(Annotated region listings)
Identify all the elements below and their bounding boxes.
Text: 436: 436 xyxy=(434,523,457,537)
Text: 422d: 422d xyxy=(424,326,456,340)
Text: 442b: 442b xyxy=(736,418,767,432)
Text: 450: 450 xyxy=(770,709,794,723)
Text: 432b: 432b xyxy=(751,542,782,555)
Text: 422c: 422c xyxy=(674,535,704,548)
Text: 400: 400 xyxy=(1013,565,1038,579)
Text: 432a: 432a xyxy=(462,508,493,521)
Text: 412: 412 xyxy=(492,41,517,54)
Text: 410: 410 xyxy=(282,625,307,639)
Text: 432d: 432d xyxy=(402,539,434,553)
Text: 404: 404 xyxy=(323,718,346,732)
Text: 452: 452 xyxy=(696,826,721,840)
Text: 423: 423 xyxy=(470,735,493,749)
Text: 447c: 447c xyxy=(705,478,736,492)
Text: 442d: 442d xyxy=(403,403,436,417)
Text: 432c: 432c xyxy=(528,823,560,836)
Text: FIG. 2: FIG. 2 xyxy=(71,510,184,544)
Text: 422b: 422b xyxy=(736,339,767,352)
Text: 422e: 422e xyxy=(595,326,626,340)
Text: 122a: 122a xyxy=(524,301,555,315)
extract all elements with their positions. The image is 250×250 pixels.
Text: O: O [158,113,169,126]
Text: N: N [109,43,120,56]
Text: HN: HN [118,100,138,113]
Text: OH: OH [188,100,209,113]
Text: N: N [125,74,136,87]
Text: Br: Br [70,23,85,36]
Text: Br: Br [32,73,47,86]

Short problem:
Reproduce every one of the rows above word for word, keeping their order and line breaks.

Solution for this problem:
Identify all the elements below and their bounding boxes.
Text: 436: 436 xyxy=(434,523,457,537)
Text: 422d: 422d xyxy=(424,326,456,340)
Text: 442b: 442b xyxy=(736,418,767,432)
Text: 450: 450 xyxy=(770,709,794,723)
Text: 432b: 432b xyxy=(751,542,782,555)
Text: 422c: 422c xyxy=(674,535,704,548)
Text: 400: 400 xyxy=(1013,565,1038,579)
Text: 432a: 432a xyxy=(462,508,493,521)
Text: 412: 412 xyxy=(492,41,517,54)
Text: 410: 410 xyxy=(282,625,307,639)
Text: 432d: 432d xyxy=(402,539,434,553)
Text: 404: 404 xyxy=(323,718,346,732)
Text: 452: 452 xyxy=(696,826,721,840)
Text: 423: 423 xyxy=(470,735,493,749)
Text: 447c: 447c xyxy=(705,478,736,492)
Text: 442d: 442d xyxy=(403,403,436,417)
Text: 432c: 432c xyxy=(528,823,560,836)
Text: FIG. 2: FIG. 2 xyxy=(71,510,184,544)
Text: 422b: 422b xyxy=(736,339,767,352)
Text: 422e: 422e xyxy=(595,326,626,340)
Text: 122a: 122a xyxy=(524,301,555,315)
extract all elements with their positions. The image is 250×250 pixels.
Text: O: O [158,113,169,126]
Text: N: N [109,43,120,56]
Text: HN: HN [118,100,138,113]
Text: OH: OH [188,100,209,113]
Text: N: N [125,74,136,87]
Text: Br: Br [70,23,85,36]
Text: Br: Br [32,73,47,86]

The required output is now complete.